_Task to carry out_. Exclude all pictures, then copy each of the records exactly as written.

======== Data provided ========

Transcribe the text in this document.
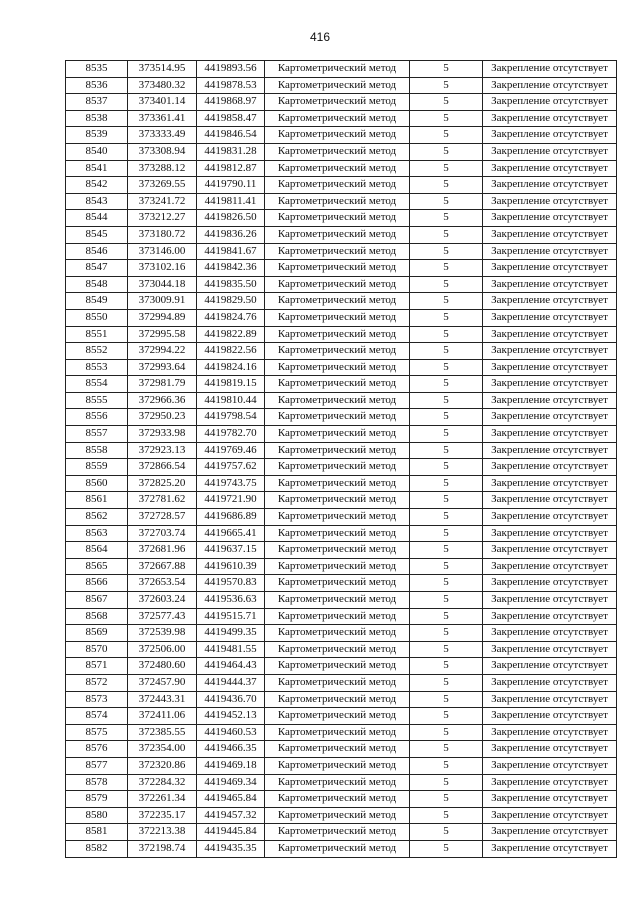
416
8535	373514.95	4419893.56	Картометрический метод	5	Закрепление отсутствует
8536	373480.32	4419878.53	Картометрический метод	5	Закрепление отсутствует
8537	373401.14	4419868.97	Картометрический метод	5	Закрепление отсутствует
8538	373361.41	4419858.47	Картометрический метод	5	Закрепление отсутствует
8539	373333.49	4419846.54	Картометрический метод	5	Закрепление отсутствует
8540	373308.94	4419831.28	Картометрический метод	5	Закрепление отсутствует
8541	373288.12	4419812.87	Картометрический метод	5	Закрепление отсутствует
8542	373269.55	4419790.11	Картометрический метод	5	Закрепление отсутствует
8543	373241.72	4419811.41	Картометрический метод	5	Закрепление отсутствует
8544	373212.27	4419826.50	Картометрический метод	5	Закрепление отсутствует
8545	373180.72	4419836.26	Картометрический метод	5	Закрепление отсутствует
8546	373146.00	4419841.67	Картометрический метод	5	Закрепление отсутствует
8547	373102.16	4419842.36	Картометрический метод	5	Закрепление отсутствует
8548	373044.18	4419835.50	Картометрический метод	5	Закрепление отсутствует
8549	373009.91	4419829.50	Картометрический метод	5	Закрепление отсутствует
8550	372994.89	4419824.76	Картометрический метод	5	Закрепление отсутствует
8551	372995.58	4419822.89	Картометрический метод	5	Закрепление отсутствует
8552	372994.22	4419822.56	Картометрический метод	5	Закрепление отсутствует
8553	372993.64	4419824.16	Картометрический метод	5	Закрепление отсутствует
8554	372981.79	4419819.15	Картометрический метод	5	Закрепление отсутствует
8555	372966.36	4419810.44	Картометрический метод	5	Закрепление отсутствует
8556	372950.23	4419798.54	Картометрический метод	5	Закрепление отсутствует
8557	372933.98	4419782.70	Картометрический метод	5	Закрепление отсутствует
8558	372923.13	4419769.46	Картометрический метод	5	Закрепление отсутствует
8559	372866.54	4419757.62	Картометрический метод	5	Закрепление отсутствует
8560	372825.20	4419743.75	Картометрический метод	5	Закрепление отсутствует
8561	372781.62	4419721.90	Картометрический метод	5	Закрепление отсутствует
8562	372728.57	4419686.89	Картометрический метод	5	Закрепление отсутствует
8563	372703.74	4419665.41	Картометрический метод	5	Закрепление отсутствует
8564	372681.96	4419637.15	Картометрический метод	5	Закрепление отсутствует
8565	372667.88	4419610.39	Картометрический метод	5	Закрепление отсутствует
8566	372653.54	4419570.83	Картометрический метод	5	Закрепление отсутствует
8567	372603.24	4419536.63	Картометрический метод	5	Закрепление отсутствует
8568	372577.43	4419515.71	Картометрический метод	5	Закрепление отсутствует
8569	372539.98	4419499.35	Картометрический метод	5	Закрепление отсутствует
8570	372506.00	4419481.55	Картометрический метод	5	Закрепление отсутствует
8571	372480.60	4419464.43	Картометрический метод	5	Закрепление отсутствует
8572	372457.90	4419444.37	Картометрический метод	5	Закрепление отсутствует
8573	372443.31	4419436.70	Картометрический метод	5	Закрепление отсутствует
8574	372411.06	4419452.13	Картометрический метод	5	Закрепление отсутствует
8575	372385.55	4419460.53	Картометрический метод	5	Закрепление отсутствует
8576	372354.00	4419466.35	Картометрический метод	5	Закрепление отсутствует
8577	372320.86	4419469.18	Картометрический метод	5	Закрепление отсутствует
8578	372284.32	4419469.34	Картометрический метод	5	Закрепление отсутствует
8579	372261.34	4419465.84	Картометрический метод	5	Закрепление отсутствует
8580	372235.17	4419457.32	Картометрический метод	5	Закрепление отсутствует
8581	372213.38	4419445.84	Картометрический метод	5	Закрепление отсутствует
8582	372198.74	4419435.35	Картометрический метод	5	Закрепление отсутствует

========

_Answer in full_.
Transcribe the text in this document.
416
8535	373514.95	4419893.56	Картометрический метод	5	Закрепление отсутствует
8536	373480.32	4419878.53	Картометрический метод	5	Закрепление отсутствует
8537	373401.14	4419868.97	Картометрический метод	5	Закрепление отсутствует
8538	373361.41	4419858.47	Картометрический метод	5	Закрепление отсутствует
8539	373333.49	4419846.54	Картометрический метод	5	Закрепление отсутствует
8540	373308.94	4419831.28	Картометрический метод	5	Закрепление отсутствует
8541	373288.12	4419812.87	Картометрический метод	5	Закрепление отсутствует
8542	373269.55	4419790.11	Картометрический метод	5	Закрепление отсутствует
8543	373241.72	4419811.41	Картометрический метод	5	Закрепление отсутствует
8544	373212.27	4419826.50	Картометрический метод	5	Закрепление отсутствует
8545	373180.72	4419836.26	Картометрический метод	5	Закрепление отсутствует
8546	373146.00	4419841.67	Картометрический метод	5	Закрепление отсутствует
8547	373102.16	4419842.36	Картометрический метод	5	Закрепление отсутствует
8548	373044.18	4419835.50	Картометрический метод	5	Закрепление отсутствует
8549	373009.91	4419829.50	Картометрический метод	5	Закрепление отсутствует
8550	372994.89	4419824.76	Картометрический метод	5	Закрепление отсутствует
8551	372995.58	4419822.89	Картометрический метод	5	Закрепление отсутствует
8552	372994.22	4419822.56	Картометрический метод	5	Закрепление отсутствует
8553	372993.64	4419824.16	Картометрический метод	5	Закрепление отсутствует
8554	372981.79	4419819.15	Картометрический метод	5	Закрепление отсутствует
8555	372966.36	4419810.44	Картометрический метод	5	Закрепление отсутствует
8556	372950.23	4419798.54	Картометрический метод	5	Закрепление отсутствует
8557	372933.98	4419782.70	Картометрический метод	5	Закрепление отсутствует
8558	372923.13	4419769.46	Картометрический метод	5	Закрепление отсутствует
8559	372866.54	4419757.62	Картометрический метод	5	Закрепление отсутствует
8560	372825.20	4419743.75	Картометрический метод	5	Закрепление отсутствует
8561	372781.62	4419721.90	Картометрический метод	5	Закрепление отсутствует
8562	372728.57	4419686.89	Картометрический метод	5	Закрепление отсутствует
8563	372703.74	4419665.41	Картометрический метод	5	Закрепление отсутствует
8564	372681.96	4419637.15	Картометрический метод	5	Закрепление отсутствует
8565	372667.88	4419610.39	Картометрический метод	5	Закрепление отсутствует
8566	372653.54	4419570.83	Картометрический метод	5	Закрепление отсутствует
8567	372603.24	4419536.63	Картометрический метод	5	Закрепление отсутствует
8568	372577.43	4419515.71	Картометрический метод	5	Закрепление отсутствует
8569	372539.98	4419499.35	Картометрический метод	5	Закрепление отсутствует
8570	372506.00	4419481.55	Картометрический метод	5	Закрепление отсутствует
8571	372480.60	4419464.43	Картометрический метод	5	Закрепление отсутствует
8572	372457.90	4419444.37	Картометрический метод	5	Закрепление отсутствует
8573	372443.31	4419436.70	Картометрический метод	5	Закрепление отсутствует
8574	372411.06	4419452.13	Картометрический метод	5	Закрепление отсутствует
8575	372385.55	4419460.53	Картометрический метод	5	Закрепление отсутствует
8576	372354.00	4419466.35	Картометрический метод	5	Закрепление отсутствует
8577	372320.86	4419469.18	Картометрический метод	5	Закрепление отсутствует
8578	372284.32	4419469.34	Картометрический метод	5	Закрепление отсутствует
8579	372261.34	4419465.84	Картометрический метод	5	Закрепление отсутствует
8580	372235.17	4419457.32	Картометрический метод	5	Закрепление отсутствует
8581	372213.38	4419445.84	Картометрический метод	5	Закрепление отсутствует
8582	372198.74	4419435.35	Картометрический метод	5	Закрепление отсутствует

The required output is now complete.